Dataset rows about figures
—————

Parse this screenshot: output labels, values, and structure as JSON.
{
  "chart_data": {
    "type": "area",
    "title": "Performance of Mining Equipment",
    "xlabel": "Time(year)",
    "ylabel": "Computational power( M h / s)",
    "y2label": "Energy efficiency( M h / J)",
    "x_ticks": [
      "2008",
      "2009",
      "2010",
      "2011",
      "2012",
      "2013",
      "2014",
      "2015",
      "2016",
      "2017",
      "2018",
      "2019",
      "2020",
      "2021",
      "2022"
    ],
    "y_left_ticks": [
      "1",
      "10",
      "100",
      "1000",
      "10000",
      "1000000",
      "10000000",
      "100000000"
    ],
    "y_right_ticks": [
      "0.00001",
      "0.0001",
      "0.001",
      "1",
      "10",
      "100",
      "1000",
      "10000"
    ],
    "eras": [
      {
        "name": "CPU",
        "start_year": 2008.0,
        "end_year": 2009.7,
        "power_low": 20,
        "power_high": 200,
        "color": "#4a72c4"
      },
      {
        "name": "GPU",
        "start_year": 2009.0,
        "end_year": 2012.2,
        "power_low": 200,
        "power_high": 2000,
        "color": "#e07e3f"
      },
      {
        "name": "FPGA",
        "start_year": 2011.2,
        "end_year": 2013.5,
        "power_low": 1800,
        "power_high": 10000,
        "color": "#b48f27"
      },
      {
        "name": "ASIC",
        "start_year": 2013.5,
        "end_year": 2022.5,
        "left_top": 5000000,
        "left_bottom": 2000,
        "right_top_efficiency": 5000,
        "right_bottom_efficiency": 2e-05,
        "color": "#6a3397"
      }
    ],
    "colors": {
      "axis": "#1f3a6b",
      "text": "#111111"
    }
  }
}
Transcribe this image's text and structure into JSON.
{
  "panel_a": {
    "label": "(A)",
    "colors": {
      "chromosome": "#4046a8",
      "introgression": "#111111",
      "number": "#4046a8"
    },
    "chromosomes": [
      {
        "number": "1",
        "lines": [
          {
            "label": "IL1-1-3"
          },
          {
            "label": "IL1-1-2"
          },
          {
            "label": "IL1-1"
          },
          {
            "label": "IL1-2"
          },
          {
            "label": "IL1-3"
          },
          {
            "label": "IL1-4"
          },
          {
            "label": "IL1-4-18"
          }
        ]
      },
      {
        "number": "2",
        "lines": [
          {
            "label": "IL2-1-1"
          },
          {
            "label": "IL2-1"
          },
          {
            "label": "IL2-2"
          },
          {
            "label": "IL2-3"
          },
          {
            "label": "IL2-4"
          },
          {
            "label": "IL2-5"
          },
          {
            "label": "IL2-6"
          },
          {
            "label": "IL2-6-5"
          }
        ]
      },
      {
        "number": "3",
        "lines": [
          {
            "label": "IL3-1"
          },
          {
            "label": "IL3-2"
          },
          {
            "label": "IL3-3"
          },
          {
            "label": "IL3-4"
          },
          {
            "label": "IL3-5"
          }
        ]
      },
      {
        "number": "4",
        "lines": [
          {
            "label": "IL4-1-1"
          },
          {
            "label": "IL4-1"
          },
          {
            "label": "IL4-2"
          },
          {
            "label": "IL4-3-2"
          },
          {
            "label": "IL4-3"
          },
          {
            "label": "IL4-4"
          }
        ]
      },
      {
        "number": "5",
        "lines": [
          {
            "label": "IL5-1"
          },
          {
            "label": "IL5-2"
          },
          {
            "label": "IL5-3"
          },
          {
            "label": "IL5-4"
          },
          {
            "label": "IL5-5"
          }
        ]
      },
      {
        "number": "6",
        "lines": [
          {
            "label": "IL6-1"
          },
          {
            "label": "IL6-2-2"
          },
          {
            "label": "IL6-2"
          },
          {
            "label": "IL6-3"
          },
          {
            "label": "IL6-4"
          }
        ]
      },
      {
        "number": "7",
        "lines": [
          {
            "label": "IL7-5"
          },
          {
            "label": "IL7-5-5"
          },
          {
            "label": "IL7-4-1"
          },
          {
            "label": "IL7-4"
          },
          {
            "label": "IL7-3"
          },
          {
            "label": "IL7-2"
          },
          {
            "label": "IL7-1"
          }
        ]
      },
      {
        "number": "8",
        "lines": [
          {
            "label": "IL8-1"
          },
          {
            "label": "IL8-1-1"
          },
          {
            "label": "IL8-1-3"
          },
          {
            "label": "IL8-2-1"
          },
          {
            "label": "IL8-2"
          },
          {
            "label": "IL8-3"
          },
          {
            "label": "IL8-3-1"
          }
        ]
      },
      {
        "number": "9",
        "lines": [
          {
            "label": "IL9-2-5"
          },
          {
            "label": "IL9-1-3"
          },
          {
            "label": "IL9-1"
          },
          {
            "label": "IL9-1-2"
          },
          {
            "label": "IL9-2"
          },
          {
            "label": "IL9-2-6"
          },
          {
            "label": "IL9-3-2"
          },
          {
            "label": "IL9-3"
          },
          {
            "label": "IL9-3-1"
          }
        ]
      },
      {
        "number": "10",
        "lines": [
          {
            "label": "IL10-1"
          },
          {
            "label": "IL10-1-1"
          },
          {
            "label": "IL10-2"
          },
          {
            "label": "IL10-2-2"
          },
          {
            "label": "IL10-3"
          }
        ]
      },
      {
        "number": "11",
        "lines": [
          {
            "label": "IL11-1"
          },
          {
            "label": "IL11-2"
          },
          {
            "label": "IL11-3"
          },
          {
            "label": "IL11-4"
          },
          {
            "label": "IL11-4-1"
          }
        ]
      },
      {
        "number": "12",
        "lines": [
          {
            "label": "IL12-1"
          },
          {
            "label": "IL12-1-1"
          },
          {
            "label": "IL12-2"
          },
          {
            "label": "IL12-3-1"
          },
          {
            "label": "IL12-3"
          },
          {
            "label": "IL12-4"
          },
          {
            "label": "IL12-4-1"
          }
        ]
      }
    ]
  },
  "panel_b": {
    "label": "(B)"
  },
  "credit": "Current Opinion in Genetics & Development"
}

—————

WHAT YOU WILL DO
Copy every line of the listing that contains the word "structure".

TASK OUTPUT
Parse this screenshot: output labels, values, and structure as JSON.
Transcribe this image's text and structure into JSON.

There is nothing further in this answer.